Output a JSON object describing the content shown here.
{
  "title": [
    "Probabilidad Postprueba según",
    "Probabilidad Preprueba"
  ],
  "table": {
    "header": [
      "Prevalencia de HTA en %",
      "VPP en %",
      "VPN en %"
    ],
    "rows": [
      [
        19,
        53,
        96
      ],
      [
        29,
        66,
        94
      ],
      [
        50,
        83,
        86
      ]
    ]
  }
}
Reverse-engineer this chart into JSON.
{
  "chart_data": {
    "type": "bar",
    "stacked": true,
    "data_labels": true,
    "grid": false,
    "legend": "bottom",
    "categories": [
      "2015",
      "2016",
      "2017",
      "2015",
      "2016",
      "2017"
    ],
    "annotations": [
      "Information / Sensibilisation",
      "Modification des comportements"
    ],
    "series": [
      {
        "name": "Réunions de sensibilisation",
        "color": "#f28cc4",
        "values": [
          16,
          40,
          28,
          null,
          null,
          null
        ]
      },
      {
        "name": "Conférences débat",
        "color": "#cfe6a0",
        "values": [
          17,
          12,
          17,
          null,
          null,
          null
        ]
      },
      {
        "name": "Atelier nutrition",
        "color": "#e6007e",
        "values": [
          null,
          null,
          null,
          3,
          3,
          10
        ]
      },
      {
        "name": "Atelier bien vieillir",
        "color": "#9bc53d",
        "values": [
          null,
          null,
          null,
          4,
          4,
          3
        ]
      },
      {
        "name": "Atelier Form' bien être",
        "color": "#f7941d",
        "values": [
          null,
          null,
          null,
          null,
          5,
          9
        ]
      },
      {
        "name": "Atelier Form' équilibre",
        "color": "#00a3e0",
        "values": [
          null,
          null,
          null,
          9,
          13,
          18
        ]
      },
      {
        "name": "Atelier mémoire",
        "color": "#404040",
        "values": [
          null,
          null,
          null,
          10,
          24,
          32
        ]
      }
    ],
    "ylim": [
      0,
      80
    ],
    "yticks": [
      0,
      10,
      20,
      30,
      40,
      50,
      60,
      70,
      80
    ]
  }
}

OBJECTIVE: Copy out all of the records above with nothing altered.

RESULT FOR THIS EXERCISE:
Output a JSON object describing the content shown here.
{
  "title": [
    "Probabilidad Postprueba según",
    "Probabilidad Preprueba"
  ],
  "table": {
    "header": [
      "Prevalencia de HTA en %",
      "VPP en %",
      "VPN en %"
    ],
    "rows": [
      [
        19,
        53,
        96
      ],
      [
        29,
        66,
        94
      ],
      [
        50,
        83,
        86
      ]
    ]
  }
}
Reverse-engineer this chart into JSON.
{
  "chart_data": {
    "type": "bar",
    "stacked": true,
    "data_labels": true,
    "grid": false,
    "legend": "bottom",
    "categories": [
      "2015",
      "2016",
      "2017",
      "2015",
      "2016",
      "2017"
    ],
    "annotations": [
      "Information / Sensibilisation",
      "Modification des comportements"
    ],
    "series": [
      {
        "name": "Réunions de sensibilisation",
        "color": "#f28cc4",
        "values": [
          16,
          40,
          28,
          null,
          null,
          null
        ]
      },
      {
        "name": "Conférences débat",
        "color": "#cfe6a0",
        "values": [
          17,
          12,
          17,
          null,
          null,
          null
        ]
      },
      {
        "name": "Atelier nutrition",
        "color": "#e6007e",
        "values": [
          null,
          null,
          null,
          3,
          3,
          10
        ]
      },
      {
        "name": "Atelier bien vieillir",
        "color": "#9bc53d",
        "values": [
          null,
          null,
          null,
          4,
          4,
          3
        ]
      },
      {
        "name": "Atelier Form' bien être",
        "color": "#f7941d",
        "values": [
          null,
          null,
          null,
          null,
          5,
          9
        ]
      },
      {
        "name": "Atelier Form' équilibre",
        "color": "#00a3e0",
        "values": [
          null,
          null,
          null,
          9,
          13,
          18
        ]
      },
      {
        "name": "Atelier mémoire",
        "color": "#404040",
        "values": [
          null,
          null,
          null,
          10,
          24,
          32
        ]
      }
    ],
    "ylim": [
      0,
      80
    ],
    "yticks": [
      0,
      10,
      20,
      30,
      40,
      50,
      60,
      70,
      80
    ]
  }
}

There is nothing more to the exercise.